[Saved entries]
________________

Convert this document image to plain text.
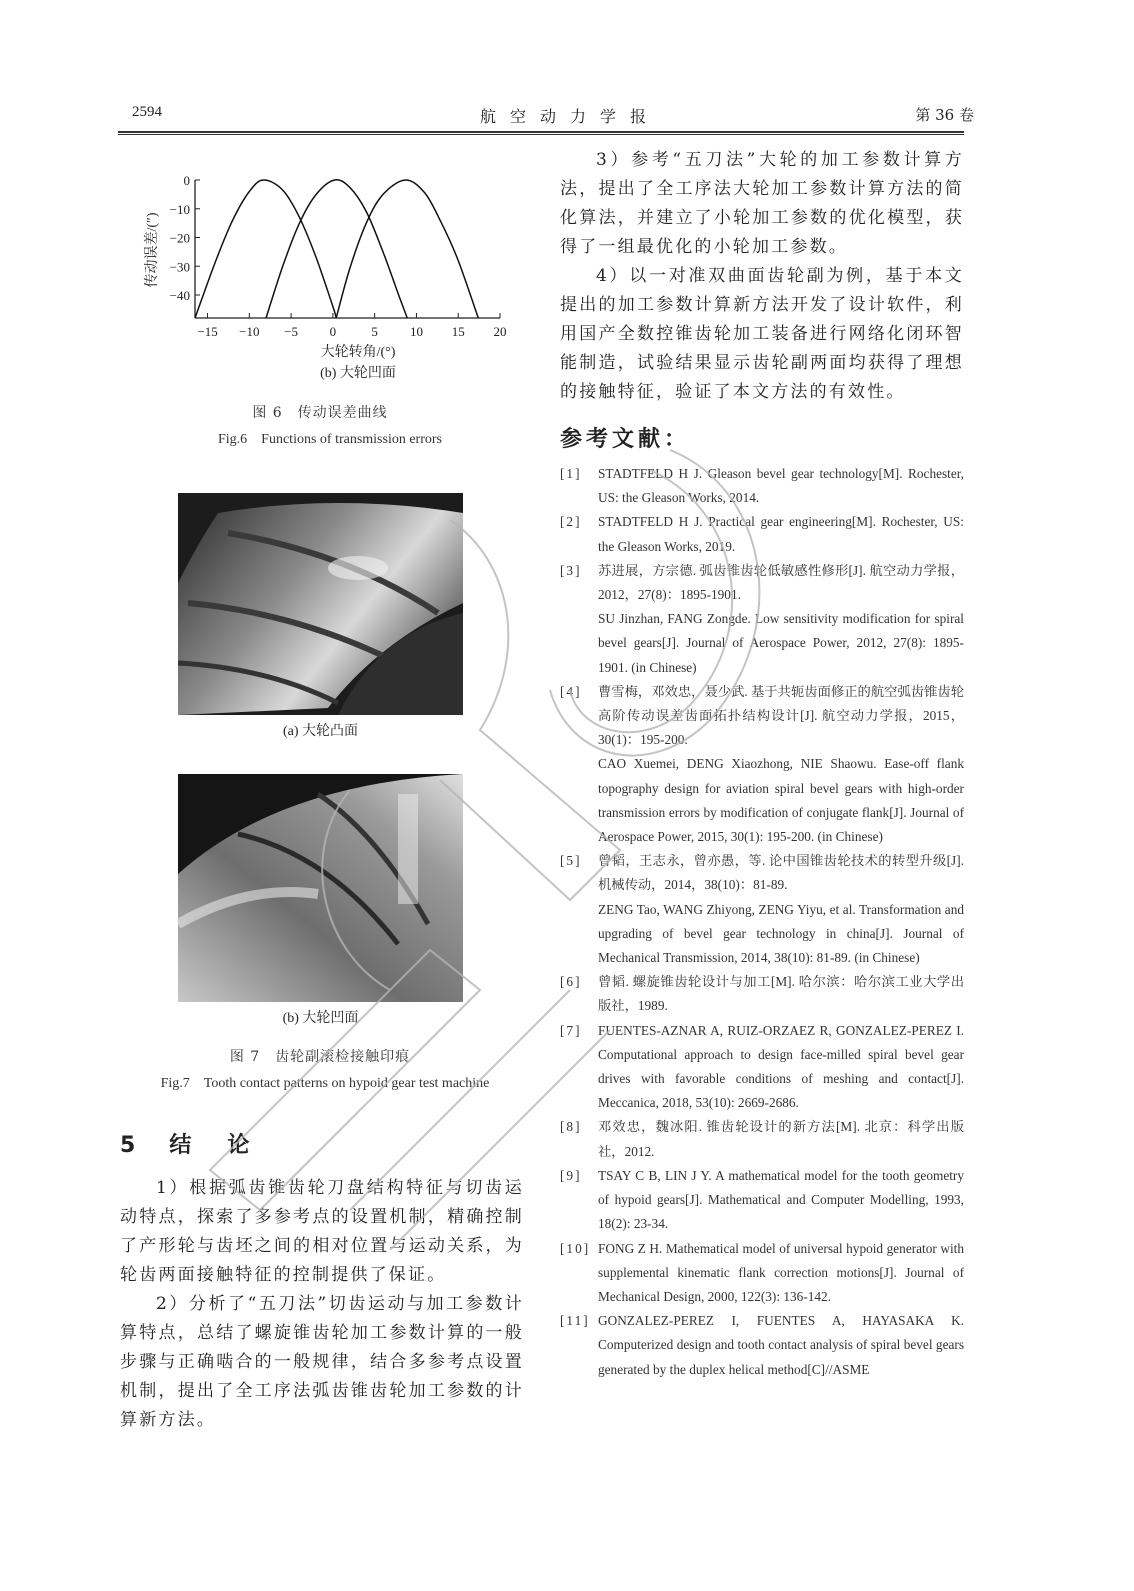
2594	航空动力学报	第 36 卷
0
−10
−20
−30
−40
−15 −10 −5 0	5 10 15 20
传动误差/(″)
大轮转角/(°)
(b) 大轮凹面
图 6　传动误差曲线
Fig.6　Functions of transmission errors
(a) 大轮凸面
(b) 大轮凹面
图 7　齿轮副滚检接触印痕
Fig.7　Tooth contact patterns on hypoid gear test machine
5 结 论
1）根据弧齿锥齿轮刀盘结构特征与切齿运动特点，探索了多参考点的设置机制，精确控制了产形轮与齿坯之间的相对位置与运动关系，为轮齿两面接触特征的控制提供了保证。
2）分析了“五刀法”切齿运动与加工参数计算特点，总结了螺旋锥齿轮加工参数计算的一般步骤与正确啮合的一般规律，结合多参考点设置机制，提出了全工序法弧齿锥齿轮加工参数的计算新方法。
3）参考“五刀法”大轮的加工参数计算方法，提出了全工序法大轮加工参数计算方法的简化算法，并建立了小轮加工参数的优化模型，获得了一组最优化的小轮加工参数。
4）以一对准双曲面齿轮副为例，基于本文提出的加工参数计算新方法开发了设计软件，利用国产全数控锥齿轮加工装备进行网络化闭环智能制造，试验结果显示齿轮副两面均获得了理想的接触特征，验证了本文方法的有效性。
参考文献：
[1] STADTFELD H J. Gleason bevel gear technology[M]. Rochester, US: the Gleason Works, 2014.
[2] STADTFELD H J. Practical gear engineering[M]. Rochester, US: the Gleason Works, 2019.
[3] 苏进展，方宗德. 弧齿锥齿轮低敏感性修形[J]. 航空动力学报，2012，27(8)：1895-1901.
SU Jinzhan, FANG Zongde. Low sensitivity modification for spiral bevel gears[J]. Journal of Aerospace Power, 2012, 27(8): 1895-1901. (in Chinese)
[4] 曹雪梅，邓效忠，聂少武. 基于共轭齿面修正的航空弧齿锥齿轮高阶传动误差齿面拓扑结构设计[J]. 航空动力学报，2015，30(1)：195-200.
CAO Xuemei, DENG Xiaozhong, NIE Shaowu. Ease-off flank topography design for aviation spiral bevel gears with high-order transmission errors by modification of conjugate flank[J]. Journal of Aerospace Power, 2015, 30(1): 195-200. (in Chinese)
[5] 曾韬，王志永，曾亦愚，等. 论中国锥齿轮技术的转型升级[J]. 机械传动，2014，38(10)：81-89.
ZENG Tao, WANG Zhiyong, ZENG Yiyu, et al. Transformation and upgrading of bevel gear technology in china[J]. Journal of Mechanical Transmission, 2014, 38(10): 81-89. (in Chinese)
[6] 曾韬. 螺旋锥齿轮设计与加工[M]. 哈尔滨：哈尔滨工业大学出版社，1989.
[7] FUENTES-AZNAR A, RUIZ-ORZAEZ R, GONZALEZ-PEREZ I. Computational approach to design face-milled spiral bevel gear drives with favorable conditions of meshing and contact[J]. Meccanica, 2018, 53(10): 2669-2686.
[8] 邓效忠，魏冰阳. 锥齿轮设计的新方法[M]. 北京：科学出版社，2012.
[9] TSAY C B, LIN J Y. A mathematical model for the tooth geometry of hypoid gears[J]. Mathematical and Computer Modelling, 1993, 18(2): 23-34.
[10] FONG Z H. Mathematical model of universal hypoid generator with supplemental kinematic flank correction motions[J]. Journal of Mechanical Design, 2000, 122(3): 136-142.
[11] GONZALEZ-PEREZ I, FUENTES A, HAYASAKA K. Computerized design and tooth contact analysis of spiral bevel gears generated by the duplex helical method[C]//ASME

________________

**WHAT IS ASKED**
Extract every line that has the string "PEREZ" in it.

**SOLUTION FOR THIS TASK**
[7] FUENTES-AZNAR A, RUIZ-ORZAEZ R, GONZALEZ-PEREZ I. Computational approach to design face-milled spiral bevel gear drives with favorable conditions of meshing and contact[J]. Meccanica, 2018, 53(10): 2669-2686.
[11] GONZALEZ-PEREZ I, FUENTES A, HAYASAKA K. Computerized design and tooth contact analysis of spiral bevel gears generated by the duplex helical method[C]//ASME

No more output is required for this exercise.